### [DATA FOR PROCESSING]

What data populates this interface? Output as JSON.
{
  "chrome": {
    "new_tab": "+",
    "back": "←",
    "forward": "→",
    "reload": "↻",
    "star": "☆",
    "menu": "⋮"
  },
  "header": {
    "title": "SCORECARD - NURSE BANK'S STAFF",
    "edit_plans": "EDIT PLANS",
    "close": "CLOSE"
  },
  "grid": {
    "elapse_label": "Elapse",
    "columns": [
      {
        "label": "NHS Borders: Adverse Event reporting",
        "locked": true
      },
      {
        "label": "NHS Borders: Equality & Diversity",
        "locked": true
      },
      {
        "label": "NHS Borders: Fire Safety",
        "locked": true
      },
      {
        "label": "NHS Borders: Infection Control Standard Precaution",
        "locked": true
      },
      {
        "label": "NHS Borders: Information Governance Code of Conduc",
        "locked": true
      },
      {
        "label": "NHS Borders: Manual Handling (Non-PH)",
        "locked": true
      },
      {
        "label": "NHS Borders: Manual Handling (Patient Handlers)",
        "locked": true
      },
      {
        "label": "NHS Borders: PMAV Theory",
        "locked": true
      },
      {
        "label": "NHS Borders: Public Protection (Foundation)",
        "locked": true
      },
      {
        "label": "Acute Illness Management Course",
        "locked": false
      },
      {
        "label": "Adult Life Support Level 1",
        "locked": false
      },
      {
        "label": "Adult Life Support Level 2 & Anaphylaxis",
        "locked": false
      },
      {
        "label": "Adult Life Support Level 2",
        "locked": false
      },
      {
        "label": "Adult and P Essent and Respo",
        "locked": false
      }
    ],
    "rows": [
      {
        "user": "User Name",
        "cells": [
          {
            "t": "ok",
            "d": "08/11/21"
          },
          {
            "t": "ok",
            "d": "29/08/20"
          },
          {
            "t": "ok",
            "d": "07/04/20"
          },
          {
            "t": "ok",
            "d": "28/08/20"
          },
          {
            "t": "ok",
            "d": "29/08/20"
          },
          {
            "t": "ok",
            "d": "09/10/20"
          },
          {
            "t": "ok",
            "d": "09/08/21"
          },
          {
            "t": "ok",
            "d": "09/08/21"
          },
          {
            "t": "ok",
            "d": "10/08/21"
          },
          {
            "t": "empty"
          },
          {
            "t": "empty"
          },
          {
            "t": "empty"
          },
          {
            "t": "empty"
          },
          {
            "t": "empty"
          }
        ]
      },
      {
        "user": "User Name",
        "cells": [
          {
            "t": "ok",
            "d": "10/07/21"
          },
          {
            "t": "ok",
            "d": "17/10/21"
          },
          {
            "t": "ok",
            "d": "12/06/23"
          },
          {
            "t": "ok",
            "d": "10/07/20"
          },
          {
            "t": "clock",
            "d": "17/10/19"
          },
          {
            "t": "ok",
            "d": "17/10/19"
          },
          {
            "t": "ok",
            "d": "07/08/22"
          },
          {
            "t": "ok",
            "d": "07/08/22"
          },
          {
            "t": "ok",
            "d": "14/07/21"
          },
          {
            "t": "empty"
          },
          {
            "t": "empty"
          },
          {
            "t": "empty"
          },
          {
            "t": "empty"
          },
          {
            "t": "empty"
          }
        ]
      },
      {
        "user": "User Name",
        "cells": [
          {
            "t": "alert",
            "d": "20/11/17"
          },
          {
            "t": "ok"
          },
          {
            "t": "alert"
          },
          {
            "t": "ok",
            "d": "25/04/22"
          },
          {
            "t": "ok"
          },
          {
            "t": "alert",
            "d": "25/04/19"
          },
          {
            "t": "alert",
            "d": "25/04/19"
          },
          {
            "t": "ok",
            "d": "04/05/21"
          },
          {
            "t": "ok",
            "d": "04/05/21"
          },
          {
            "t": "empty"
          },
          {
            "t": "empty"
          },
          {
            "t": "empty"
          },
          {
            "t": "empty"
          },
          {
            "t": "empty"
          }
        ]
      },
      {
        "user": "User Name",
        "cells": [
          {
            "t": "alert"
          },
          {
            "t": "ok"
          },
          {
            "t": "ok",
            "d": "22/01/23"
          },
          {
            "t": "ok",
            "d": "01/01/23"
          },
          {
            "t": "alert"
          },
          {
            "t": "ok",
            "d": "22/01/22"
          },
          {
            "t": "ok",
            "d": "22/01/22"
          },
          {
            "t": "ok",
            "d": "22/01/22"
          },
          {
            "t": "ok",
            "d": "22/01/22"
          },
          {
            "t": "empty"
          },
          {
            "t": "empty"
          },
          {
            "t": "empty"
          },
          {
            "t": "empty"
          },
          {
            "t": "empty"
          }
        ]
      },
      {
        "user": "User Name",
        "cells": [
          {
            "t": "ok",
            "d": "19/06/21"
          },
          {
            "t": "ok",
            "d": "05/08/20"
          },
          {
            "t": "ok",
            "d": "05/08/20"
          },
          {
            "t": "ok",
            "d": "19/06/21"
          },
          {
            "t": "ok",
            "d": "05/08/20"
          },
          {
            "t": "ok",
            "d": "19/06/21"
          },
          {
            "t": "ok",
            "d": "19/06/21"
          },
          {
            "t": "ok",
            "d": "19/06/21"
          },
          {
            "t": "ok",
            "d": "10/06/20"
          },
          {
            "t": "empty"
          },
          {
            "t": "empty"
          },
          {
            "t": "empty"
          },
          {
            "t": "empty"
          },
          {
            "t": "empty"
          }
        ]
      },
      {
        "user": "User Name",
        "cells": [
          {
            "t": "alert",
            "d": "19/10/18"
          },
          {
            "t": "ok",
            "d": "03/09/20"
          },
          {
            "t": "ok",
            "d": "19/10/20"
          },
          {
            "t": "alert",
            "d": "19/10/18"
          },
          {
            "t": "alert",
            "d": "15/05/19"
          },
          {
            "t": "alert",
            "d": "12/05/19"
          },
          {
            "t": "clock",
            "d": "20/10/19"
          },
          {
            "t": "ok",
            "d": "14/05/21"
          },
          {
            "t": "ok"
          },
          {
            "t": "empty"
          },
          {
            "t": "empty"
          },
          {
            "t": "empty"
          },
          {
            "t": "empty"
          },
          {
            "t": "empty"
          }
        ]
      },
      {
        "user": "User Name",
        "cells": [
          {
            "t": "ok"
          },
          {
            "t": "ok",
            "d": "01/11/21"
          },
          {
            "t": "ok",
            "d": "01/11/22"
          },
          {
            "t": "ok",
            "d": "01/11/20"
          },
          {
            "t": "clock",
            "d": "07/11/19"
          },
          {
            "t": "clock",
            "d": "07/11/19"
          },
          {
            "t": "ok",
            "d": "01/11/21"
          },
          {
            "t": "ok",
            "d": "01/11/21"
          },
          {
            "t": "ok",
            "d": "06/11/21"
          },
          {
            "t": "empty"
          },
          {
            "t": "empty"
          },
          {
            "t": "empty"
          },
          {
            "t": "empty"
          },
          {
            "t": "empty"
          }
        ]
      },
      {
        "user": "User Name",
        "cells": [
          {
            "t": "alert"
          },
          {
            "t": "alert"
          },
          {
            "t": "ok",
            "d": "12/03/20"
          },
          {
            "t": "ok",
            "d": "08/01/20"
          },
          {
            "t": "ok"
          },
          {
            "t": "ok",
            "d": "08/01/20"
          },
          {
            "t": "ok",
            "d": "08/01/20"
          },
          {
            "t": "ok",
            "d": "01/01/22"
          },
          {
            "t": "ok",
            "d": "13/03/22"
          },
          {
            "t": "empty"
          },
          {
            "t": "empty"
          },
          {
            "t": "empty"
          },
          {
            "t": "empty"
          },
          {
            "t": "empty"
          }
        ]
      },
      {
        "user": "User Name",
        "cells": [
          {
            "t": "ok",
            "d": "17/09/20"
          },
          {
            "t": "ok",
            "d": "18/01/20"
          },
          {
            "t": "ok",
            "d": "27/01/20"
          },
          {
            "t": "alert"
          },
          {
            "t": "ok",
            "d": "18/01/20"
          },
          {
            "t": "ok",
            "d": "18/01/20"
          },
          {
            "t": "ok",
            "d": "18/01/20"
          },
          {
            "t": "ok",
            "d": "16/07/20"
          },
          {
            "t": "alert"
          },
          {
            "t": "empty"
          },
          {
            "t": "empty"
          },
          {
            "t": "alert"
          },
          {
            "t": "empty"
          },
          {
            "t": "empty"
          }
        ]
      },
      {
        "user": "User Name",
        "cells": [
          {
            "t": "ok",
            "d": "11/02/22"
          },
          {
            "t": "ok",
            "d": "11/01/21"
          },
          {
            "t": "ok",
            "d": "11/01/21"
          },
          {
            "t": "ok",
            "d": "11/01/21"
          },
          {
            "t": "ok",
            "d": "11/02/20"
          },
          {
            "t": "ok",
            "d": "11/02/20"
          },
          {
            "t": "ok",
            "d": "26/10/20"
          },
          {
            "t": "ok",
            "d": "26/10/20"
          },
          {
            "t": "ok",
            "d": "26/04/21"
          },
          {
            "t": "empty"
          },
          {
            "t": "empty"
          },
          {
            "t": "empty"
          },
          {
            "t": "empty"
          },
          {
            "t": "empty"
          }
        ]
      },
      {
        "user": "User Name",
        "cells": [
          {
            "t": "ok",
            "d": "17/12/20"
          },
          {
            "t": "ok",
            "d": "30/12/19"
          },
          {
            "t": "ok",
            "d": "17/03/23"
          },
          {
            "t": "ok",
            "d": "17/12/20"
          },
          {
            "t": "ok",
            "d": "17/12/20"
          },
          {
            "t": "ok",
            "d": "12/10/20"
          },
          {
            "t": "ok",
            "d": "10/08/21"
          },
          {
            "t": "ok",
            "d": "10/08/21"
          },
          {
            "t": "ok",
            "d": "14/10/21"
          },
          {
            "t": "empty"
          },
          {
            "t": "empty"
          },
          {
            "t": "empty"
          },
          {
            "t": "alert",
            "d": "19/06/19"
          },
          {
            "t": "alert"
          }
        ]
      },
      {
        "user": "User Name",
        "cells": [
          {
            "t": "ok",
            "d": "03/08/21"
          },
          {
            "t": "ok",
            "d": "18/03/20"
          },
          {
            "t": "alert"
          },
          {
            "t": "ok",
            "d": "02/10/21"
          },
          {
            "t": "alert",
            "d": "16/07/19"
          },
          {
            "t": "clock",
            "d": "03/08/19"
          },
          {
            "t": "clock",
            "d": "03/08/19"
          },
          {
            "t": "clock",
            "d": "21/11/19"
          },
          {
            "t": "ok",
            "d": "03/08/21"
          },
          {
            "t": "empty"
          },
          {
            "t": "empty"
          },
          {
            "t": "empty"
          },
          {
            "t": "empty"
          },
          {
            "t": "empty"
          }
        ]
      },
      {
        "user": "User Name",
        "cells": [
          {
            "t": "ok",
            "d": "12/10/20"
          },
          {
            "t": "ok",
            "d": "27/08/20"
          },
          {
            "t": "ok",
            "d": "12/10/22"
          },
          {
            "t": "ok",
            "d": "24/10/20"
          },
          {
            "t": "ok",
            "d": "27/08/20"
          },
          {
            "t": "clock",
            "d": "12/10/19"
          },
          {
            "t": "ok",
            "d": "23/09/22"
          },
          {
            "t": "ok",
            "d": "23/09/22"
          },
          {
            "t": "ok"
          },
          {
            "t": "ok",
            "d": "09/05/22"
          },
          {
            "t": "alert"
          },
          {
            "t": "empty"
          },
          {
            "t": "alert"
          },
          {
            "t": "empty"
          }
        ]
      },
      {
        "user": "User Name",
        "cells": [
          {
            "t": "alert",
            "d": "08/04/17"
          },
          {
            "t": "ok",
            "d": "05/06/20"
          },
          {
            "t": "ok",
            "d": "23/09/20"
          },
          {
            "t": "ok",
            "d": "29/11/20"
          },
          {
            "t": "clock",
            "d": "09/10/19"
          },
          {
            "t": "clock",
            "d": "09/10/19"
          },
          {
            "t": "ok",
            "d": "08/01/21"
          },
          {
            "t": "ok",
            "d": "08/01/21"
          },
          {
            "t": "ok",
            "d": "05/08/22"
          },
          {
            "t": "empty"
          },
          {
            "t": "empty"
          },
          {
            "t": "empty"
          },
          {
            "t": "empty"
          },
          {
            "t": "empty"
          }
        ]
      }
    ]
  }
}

### [GOAL OF THE EXERCISE]
Where a line of the material above holds the string "Level", copy that line.

### [FULL SOLUTION]
        "label": "Adult Life Support Level 1",
        "label": "Adult Life Support Level 2 & Anaphylaxis",
        "label": "Adult Life Support Level 2",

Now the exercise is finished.